What to do:
Where a line of the listing below includes the word "liver", reproduce that line.

Supplied material:
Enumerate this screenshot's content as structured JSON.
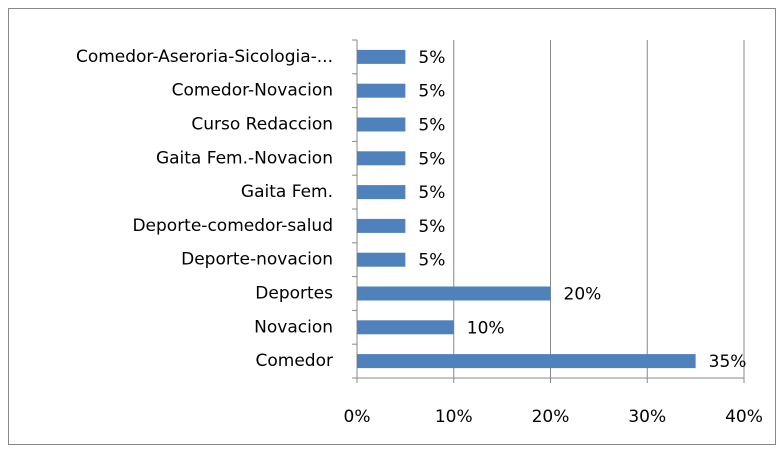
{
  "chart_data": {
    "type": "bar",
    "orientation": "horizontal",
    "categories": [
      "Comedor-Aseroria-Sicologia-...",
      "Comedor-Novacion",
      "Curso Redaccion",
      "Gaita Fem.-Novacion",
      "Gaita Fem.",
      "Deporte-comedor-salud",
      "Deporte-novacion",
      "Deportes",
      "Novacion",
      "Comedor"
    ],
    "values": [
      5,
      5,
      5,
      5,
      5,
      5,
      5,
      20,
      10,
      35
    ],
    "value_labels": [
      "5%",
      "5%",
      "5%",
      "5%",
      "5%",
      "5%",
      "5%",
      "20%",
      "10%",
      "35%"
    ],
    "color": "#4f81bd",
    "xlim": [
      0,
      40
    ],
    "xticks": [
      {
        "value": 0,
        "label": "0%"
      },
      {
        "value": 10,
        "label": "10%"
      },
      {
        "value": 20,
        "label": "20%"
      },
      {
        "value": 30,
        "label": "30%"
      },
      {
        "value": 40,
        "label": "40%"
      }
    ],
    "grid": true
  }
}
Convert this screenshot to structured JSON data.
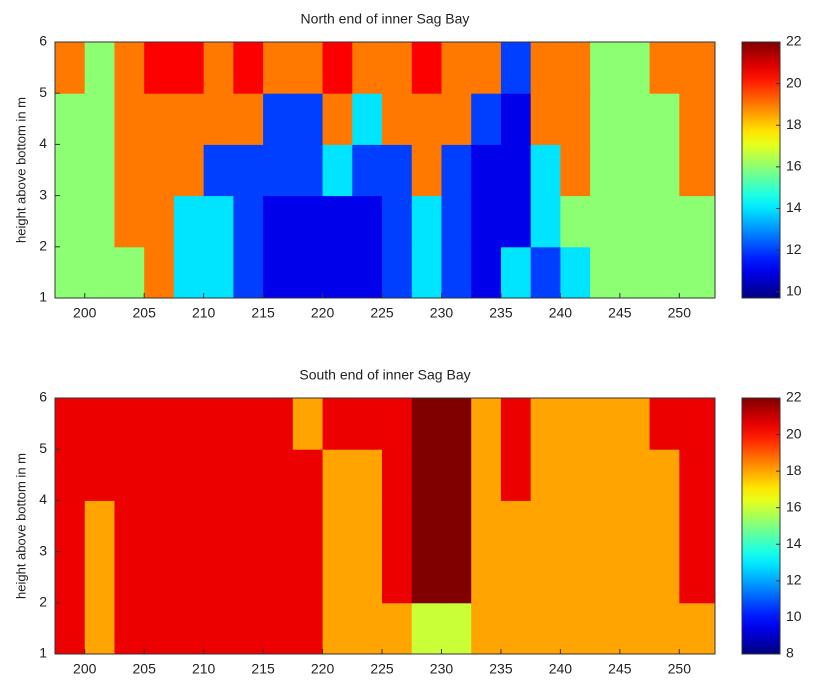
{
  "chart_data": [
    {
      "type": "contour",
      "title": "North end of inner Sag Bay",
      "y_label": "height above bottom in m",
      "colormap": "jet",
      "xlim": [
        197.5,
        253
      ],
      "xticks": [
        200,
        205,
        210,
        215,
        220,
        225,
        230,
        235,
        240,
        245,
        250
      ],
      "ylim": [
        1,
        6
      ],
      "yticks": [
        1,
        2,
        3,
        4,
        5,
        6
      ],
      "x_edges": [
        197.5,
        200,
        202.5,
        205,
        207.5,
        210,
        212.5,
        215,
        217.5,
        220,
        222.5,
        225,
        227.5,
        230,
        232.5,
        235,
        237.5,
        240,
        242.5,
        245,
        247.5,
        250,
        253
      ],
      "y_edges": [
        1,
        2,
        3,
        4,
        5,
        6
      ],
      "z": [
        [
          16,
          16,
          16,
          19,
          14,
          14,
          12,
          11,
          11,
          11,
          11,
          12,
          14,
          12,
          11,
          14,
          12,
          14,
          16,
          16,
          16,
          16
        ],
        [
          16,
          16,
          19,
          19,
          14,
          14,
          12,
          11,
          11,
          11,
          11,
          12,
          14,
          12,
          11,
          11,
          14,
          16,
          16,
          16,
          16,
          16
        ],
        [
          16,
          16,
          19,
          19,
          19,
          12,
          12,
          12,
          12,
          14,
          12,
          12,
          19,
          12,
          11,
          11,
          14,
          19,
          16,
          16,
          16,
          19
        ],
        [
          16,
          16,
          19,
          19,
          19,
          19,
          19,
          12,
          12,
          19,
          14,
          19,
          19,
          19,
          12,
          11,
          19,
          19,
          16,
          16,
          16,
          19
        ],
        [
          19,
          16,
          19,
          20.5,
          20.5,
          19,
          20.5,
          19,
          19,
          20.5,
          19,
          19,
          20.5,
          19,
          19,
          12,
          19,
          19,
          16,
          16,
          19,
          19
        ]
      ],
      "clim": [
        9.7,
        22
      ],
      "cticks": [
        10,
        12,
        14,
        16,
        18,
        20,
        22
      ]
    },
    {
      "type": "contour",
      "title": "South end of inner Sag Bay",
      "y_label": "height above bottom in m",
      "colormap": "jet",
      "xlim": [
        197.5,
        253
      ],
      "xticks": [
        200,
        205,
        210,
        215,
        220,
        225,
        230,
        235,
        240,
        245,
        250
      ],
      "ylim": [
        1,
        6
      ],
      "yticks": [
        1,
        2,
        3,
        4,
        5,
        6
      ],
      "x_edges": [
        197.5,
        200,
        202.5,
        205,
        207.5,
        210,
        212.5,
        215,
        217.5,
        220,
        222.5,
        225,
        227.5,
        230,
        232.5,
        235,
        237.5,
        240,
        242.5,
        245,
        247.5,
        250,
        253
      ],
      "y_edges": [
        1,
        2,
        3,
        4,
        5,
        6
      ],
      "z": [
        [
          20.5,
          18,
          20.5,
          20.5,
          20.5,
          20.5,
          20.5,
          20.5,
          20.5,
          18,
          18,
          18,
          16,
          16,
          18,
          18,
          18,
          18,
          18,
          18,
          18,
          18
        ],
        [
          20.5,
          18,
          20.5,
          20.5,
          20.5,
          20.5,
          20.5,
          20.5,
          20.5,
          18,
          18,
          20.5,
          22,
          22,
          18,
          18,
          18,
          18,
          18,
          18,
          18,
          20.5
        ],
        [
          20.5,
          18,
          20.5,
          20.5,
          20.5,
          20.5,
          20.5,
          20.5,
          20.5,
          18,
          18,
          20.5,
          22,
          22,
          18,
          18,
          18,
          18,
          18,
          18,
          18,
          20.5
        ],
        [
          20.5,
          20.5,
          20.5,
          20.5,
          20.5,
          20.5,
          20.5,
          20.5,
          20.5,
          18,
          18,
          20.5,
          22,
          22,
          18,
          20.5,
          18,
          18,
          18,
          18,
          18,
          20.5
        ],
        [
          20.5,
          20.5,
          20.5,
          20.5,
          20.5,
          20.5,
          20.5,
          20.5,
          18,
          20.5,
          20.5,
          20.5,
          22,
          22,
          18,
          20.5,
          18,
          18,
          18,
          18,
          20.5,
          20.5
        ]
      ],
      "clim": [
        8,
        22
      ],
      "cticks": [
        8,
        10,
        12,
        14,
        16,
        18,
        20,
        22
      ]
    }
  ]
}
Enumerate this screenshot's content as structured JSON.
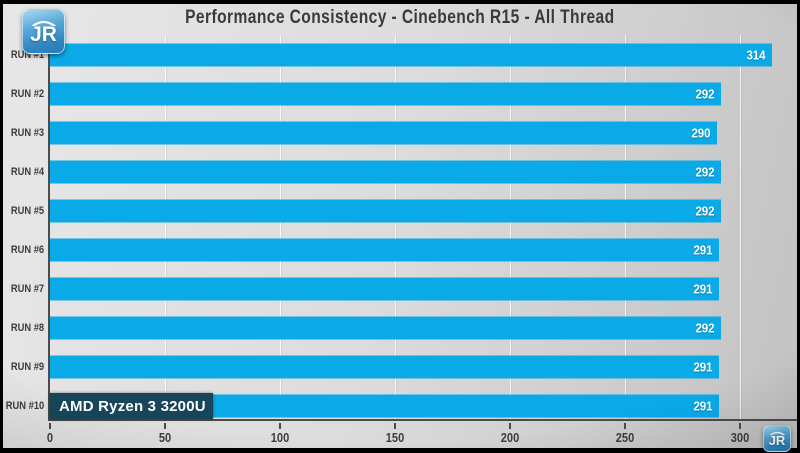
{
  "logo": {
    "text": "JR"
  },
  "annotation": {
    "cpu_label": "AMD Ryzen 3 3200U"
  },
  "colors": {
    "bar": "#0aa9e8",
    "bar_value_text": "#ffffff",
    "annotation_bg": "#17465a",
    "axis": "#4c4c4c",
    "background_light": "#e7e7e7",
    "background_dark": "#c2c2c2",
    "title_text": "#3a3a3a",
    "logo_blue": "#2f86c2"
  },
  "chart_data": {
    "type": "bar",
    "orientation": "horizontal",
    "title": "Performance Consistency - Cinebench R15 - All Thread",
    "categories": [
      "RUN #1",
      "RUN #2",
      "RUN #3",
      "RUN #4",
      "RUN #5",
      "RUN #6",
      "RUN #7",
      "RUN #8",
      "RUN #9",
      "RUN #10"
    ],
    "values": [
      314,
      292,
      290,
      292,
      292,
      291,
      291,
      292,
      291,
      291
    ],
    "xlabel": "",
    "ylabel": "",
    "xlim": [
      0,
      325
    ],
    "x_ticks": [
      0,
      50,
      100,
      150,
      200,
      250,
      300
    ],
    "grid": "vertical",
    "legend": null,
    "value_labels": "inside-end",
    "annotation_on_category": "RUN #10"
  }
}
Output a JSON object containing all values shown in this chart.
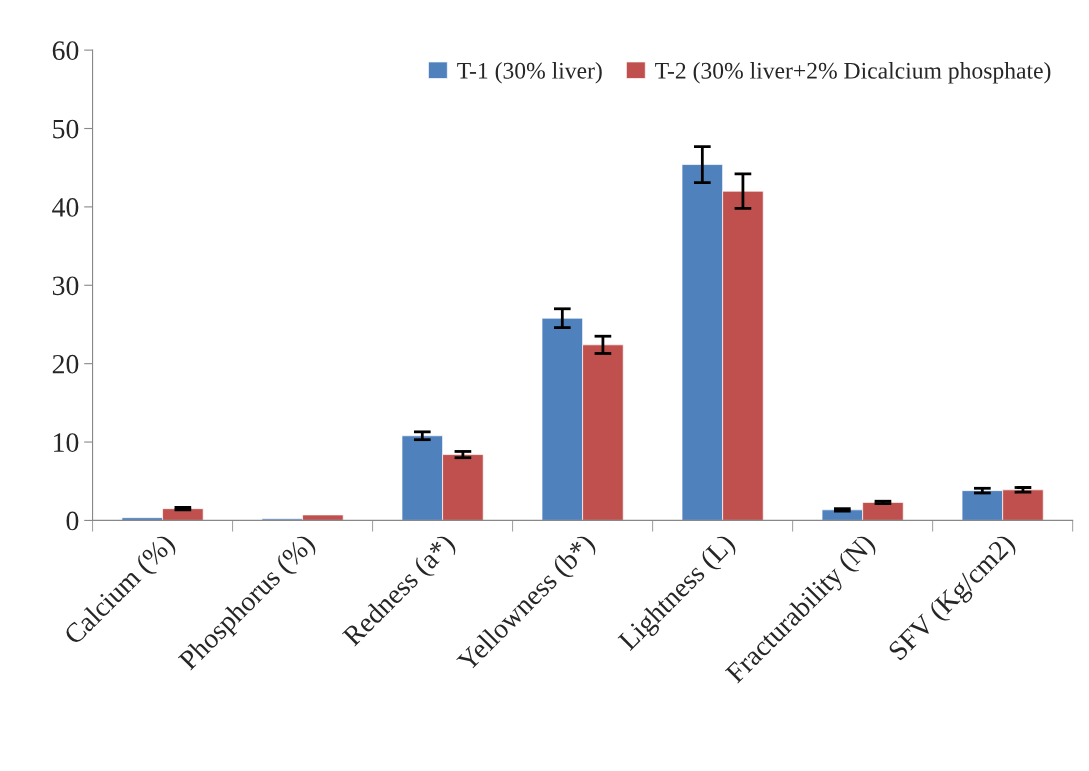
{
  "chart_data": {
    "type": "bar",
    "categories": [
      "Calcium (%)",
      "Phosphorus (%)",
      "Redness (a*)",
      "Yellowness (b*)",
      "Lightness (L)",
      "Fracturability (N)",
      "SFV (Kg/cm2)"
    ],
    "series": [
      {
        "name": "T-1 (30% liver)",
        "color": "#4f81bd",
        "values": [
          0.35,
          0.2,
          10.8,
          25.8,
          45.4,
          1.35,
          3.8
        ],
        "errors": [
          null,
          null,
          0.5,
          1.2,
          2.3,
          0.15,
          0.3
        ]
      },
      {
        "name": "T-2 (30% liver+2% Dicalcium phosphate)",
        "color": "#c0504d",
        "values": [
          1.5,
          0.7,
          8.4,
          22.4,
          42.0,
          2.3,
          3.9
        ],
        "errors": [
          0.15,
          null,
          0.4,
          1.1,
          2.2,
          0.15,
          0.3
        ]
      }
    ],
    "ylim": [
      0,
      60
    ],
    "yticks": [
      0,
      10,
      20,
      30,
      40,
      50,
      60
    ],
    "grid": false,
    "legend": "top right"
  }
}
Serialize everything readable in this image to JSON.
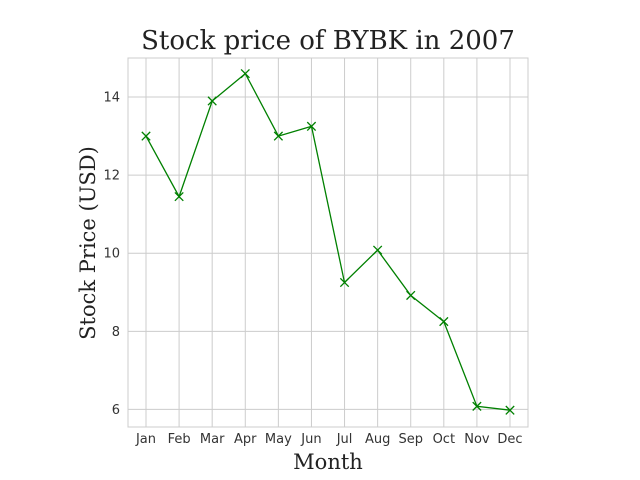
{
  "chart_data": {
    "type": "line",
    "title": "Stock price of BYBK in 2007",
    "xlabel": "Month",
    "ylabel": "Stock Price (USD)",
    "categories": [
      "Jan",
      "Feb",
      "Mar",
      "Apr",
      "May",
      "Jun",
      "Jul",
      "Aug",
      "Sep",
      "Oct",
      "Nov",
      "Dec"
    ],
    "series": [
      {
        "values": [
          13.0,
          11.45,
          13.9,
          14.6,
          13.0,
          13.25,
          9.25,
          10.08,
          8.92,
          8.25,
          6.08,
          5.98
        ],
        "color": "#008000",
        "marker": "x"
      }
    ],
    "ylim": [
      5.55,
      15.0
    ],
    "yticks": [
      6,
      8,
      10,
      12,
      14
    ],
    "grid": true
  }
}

Task answer:
        "name": "T-1 (30% liver)",
        "name": "T-2 (30% liver+2% Dicalcium phosphate)",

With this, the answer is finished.